[start Listing]

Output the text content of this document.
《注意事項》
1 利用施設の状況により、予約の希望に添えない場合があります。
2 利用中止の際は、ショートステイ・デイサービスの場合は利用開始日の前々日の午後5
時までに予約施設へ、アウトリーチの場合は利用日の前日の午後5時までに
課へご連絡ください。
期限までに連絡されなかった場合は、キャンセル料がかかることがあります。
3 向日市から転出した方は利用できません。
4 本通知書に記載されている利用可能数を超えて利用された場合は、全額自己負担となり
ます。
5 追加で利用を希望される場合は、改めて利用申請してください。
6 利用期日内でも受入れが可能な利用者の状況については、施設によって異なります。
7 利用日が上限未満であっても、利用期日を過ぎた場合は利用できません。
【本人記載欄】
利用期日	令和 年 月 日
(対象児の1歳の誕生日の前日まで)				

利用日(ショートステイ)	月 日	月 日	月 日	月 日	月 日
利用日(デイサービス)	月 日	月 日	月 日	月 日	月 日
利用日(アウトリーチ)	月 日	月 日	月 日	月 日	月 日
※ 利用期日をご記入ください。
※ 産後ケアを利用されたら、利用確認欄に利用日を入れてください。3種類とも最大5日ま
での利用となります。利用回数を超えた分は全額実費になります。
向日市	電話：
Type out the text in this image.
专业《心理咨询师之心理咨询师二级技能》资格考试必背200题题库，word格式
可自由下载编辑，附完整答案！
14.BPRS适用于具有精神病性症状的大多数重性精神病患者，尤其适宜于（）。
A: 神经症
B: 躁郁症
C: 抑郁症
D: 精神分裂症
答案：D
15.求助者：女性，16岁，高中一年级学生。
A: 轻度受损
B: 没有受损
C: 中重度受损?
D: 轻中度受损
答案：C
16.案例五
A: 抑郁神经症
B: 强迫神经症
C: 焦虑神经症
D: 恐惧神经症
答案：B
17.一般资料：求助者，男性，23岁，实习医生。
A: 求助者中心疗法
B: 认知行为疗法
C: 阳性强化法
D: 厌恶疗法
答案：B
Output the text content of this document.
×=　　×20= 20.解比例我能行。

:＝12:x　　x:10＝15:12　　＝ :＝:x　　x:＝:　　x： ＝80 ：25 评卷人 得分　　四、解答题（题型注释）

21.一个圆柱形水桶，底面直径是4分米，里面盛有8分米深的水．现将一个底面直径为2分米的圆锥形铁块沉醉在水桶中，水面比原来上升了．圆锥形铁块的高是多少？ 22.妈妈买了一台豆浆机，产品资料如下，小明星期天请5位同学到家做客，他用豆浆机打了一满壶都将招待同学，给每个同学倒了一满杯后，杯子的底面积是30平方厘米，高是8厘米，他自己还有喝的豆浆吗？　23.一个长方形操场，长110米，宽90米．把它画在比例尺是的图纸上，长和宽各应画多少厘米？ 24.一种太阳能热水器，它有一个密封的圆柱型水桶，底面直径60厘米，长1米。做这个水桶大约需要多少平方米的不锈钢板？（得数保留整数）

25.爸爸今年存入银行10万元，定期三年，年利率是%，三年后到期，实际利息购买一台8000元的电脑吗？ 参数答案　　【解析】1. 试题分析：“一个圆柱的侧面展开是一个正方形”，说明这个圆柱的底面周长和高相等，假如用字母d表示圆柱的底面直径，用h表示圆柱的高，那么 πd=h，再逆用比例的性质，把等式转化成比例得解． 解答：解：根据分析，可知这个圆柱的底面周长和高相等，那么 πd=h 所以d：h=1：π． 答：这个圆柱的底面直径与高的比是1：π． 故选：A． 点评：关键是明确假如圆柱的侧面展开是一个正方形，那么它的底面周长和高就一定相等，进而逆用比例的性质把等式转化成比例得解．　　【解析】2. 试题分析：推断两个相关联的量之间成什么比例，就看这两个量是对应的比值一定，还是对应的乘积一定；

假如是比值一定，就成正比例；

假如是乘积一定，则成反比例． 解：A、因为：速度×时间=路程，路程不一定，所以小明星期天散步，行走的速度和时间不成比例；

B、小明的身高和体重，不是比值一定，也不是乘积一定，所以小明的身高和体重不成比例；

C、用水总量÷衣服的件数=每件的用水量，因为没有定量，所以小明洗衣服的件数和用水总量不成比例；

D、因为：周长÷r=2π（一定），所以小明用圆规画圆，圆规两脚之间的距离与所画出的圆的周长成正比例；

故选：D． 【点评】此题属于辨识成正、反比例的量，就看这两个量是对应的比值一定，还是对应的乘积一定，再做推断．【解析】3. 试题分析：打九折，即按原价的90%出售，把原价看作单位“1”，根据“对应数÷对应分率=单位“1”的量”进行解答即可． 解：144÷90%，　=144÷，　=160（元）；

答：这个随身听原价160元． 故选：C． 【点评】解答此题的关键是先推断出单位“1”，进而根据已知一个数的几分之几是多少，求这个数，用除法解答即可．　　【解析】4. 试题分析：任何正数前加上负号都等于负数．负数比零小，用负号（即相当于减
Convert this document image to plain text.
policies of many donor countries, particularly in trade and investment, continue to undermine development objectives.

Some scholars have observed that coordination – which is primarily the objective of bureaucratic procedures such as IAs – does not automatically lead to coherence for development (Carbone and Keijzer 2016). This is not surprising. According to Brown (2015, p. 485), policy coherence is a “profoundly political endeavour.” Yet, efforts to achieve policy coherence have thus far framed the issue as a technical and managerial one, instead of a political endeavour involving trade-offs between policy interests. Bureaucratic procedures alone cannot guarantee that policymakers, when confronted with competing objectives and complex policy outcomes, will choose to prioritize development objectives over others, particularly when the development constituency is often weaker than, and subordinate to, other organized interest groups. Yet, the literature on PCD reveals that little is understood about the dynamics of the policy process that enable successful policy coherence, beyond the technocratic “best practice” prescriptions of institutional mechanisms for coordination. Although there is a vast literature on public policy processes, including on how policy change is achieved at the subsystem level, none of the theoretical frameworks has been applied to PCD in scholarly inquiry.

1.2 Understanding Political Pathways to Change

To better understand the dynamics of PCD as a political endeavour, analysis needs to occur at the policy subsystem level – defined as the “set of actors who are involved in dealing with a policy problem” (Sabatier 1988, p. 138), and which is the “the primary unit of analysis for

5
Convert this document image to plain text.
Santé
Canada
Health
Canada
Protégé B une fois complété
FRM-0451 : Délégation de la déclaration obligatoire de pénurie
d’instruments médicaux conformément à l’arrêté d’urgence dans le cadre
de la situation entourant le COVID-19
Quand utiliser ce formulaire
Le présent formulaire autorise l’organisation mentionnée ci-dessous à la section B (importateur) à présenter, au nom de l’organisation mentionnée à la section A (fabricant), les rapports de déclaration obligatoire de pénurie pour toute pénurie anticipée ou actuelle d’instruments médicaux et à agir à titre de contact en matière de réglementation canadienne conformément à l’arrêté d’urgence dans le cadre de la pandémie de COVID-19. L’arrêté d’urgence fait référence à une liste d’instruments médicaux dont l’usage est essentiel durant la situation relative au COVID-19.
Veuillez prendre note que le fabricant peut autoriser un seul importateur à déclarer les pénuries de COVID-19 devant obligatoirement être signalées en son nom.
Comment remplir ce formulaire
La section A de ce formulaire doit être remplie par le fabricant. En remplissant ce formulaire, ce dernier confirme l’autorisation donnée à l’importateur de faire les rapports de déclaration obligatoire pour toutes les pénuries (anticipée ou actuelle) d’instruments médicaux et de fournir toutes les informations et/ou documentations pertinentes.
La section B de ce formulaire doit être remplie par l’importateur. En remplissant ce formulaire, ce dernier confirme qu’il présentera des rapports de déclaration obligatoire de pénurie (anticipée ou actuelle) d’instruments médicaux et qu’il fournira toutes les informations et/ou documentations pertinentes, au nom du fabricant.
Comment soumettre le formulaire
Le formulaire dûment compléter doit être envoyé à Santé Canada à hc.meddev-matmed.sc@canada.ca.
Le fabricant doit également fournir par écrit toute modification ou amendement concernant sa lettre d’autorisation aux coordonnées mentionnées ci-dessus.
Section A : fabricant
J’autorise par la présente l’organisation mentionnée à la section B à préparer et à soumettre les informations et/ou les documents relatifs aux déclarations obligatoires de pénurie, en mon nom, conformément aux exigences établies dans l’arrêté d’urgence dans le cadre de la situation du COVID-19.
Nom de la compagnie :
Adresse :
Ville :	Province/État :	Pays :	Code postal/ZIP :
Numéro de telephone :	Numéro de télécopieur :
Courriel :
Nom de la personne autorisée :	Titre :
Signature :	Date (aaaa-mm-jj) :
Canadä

[end Listing]

### Task
Lines that hold the word "Comment" are the ones to return, every one of them.

### Problem solution
Comment remplir ce formulaire
Comment soumettre le formulaire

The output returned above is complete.